Poly plastics tend to be thermo-formable. But NOT ABS pipe. PVC pipe thermoforms easily.

There is a bunch of stuff on the web about thermoforming. Check out MAKE magazine and u-tube.

Dan from NY posted a bunch here awhile back on thermoforming.
eric

flintgreasewood
01-11-2013, 03:50 PM
PVC and Polyethylenes are weldable[though UHMW is very difficult]. Problem I've found welding PVC is the objectionable and even dangerous fumes given off, so I try to stay away from it. PVC is also more brittle than Polys. Early on I welded poly pipe with a simple soldering iron then graduated to a heating tool and filler rod. One very important thing in welding poly is to thoroughly scrape the surfaces to be welded to remove any oxidation. Another important thing is to not get the surfaces too hot or you'll draw the wax [yes, polys contain wax] to the surface and the bond will be weak.

Steve Herschbach
01-11-2013, 06:55 PM
From http://en.wikipedia.org/wiki/Marlex


Marlex is a trademarked name for crystalline polypropylene and high-density polyethylene (HDPE). These plastics were invented by J. Paul Hogan and Robert Banks, two research chemists at the Phillips Petroleum company.

Marlex was used by Wham-O for their Hula Hoops in the 1950s, which helped create a market for this plastic. It is now used surgically as a reinforcing mesh in inguinal hernia repair.

Document understanding data
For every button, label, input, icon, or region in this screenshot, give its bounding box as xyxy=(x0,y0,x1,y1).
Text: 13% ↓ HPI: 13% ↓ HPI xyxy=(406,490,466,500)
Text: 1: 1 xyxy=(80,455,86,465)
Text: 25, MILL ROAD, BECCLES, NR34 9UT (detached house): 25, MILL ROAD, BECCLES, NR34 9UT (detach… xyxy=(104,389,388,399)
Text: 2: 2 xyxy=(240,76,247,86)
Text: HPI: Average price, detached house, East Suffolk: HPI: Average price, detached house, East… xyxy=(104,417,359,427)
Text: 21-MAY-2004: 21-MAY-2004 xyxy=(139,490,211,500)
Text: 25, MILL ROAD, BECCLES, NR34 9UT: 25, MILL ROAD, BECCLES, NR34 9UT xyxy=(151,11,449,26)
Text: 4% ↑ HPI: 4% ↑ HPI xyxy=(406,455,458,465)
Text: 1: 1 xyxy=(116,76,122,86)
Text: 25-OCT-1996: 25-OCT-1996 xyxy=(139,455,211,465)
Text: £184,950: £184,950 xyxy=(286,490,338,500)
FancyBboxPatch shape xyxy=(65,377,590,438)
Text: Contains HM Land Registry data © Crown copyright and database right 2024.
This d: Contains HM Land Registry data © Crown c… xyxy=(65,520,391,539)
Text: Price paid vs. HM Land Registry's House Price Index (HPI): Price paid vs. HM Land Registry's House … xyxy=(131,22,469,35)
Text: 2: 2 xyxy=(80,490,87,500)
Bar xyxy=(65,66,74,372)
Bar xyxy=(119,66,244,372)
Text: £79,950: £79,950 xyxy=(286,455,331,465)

• **Task 1**
According to the plastics forum thread, who invented the plastics sold under the Marlex name?
• **Task 2**
Carry the plastics forum thread on from its last sentence.
The data has nothing to do with this.

• **Task output 1**
J. Paul Hogan and Robert Banks, two research chemists at the Phillips Petroleum company.

• **Task output 2**
peluk
01-11-2013, 11:44 PM
Thanks for the info, gents. In answer to Marshall's point about a highbanker hopper,consider this.If you go to one of the building supply stores,check out the largest plastic tub wheelbarrow kit with the dual wheels.If you take the tub and cut out the bottom of the back wall(end closest to the handles),you could mount grates/grill in there with a wooden or aluminum base plate that extends out the rear just short of the grill.Raise the tub up and set at the desired grade.Put your choice of support structure in place with the two supplied rails as the lower sluice supports with cross bars where desired.Alter the wheels with a longer axle.Make an aluminum(or wood) sluice bed,install mats and expanded or whatever.
That leaves only the spraybars to fashion.The sluice may be 20" wide when finished with lots of capacity especially if you put more mat etc in the tub base.
You can wheel it where you want and even make the handles to fold down out of your way.

Now the question.I bought a set of yellow Keene pontoons today.They are used but were stored inside and have no cracks or crazing.Would I be wize to paint them a darker color to protect against sunlight?

LipCa
01-12-2013, 07:10 AM
My son made some plastic dredge boxes while in New Zealand dredging with TrevNZ. When he got home here in N. Ca. he got a plastic welder and made a highbanker out of ABS. It welded up very good.
He's in Nome now. Maybe he'll pop in and comment.

overtheedge
01-12-2013, 11:00 AM
... check out the largest plastic tub wheelbarrow kit with the dual wheels.

Thank you peluk. So many ideas just pounced on me.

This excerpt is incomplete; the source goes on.